**Your goal**
In the data below, find every line with the string "JSON" and pull it out.

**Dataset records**
** START **
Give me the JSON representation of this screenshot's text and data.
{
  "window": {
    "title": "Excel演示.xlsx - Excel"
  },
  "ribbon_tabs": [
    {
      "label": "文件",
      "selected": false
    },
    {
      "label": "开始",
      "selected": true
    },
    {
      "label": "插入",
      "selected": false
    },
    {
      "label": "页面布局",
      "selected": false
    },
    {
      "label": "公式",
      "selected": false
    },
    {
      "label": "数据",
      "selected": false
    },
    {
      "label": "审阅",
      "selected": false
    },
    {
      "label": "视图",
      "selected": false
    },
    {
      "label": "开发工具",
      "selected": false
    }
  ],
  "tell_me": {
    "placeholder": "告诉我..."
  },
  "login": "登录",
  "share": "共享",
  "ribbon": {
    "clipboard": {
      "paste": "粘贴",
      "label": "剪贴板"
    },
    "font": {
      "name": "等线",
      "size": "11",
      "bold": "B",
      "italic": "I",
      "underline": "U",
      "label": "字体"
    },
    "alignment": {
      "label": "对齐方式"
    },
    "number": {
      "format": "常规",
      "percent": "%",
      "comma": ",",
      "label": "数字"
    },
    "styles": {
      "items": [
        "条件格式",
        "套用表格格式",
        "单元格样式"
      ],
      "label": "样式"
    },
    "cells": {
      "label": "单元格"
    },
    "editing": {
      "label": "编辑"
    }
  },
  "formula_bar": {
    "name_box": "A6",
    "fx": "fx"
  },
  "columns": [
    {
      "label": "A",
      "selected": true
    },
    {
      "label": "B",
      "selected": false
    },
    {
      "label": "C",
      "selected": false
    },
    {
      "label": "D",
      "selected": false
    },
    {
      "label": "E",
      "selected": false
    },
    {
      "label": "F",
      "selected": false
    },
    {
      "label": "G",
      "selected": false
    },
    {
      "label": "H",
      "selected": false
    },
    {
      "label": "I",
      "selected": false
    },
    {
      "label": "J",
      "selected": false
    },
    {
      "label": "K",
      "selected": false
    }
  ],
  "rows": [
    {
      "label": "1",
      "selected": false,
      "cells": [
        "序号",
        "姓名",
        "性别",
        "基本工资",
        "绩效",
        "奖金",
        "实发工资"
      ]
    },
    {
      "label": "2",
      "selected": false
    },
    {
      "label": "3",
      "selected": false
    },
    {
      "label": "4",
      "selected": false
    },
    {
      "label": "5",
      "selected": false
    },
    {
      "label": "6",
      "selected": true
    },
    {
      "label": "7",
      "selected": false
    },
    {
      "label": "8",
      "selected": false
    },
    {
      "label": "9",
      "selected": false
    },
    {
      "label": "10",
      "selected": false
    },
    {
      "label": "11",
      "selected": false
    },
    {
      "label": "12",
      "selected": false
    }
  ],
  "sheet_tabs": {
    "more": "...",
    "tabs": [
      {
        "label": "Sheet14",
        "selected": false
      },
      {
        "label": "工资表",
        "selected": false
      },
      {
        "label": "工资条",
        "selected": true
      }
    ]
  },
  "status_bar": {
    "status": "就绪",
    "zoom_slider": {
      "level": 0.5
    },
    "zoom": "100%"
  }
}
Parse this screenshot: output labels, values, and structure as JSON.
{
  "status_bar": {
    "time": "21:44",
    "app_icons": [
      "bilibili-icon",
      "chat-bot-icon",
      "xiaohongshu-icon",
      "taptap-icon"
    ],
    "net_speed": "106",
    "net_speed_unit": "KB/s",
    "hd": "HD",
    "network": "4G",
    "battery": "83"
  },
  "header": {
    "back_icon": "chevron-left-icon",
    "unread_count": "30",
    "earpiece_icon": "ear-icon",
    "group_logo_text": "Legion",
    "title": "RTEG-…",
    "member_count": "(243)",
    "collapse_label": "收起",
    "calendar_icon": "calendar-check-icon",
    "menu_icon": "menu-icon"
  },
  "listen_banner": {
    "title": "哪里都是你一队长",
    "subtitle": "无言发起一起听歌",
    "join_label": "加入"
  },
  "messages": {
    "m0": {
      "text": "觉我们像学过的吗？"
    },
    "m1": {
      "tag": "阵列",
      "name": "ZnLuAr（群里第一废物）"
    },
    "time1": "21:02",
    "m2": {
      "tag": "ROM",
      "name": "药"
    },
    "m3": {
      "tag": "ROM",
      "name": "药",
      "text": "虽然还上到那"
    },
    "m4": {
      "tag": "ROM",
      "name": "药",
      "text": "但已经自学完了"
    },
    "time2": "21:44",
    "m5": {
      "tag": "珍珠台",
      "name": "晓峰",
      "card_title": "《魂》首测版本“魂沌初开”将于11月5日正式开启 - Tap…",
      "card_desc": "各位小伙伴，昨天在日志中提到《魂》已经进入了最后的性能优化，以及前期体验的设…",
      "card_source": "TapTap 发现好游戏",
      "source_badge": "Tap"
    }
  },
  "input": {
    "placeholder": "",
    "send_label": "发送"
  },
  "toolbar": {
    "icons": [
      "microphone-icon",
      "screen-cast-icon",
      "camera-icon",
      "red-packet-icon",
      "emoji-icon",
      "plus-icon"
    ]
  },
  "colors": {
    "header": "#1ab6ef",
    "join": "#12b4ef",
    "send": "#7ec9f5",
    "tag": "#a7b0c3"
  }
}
** END **
**Solution**
Give me the JSON representation of this screenshot's text and data.
Parse this screenshot: output labels, values, and structure as JSON.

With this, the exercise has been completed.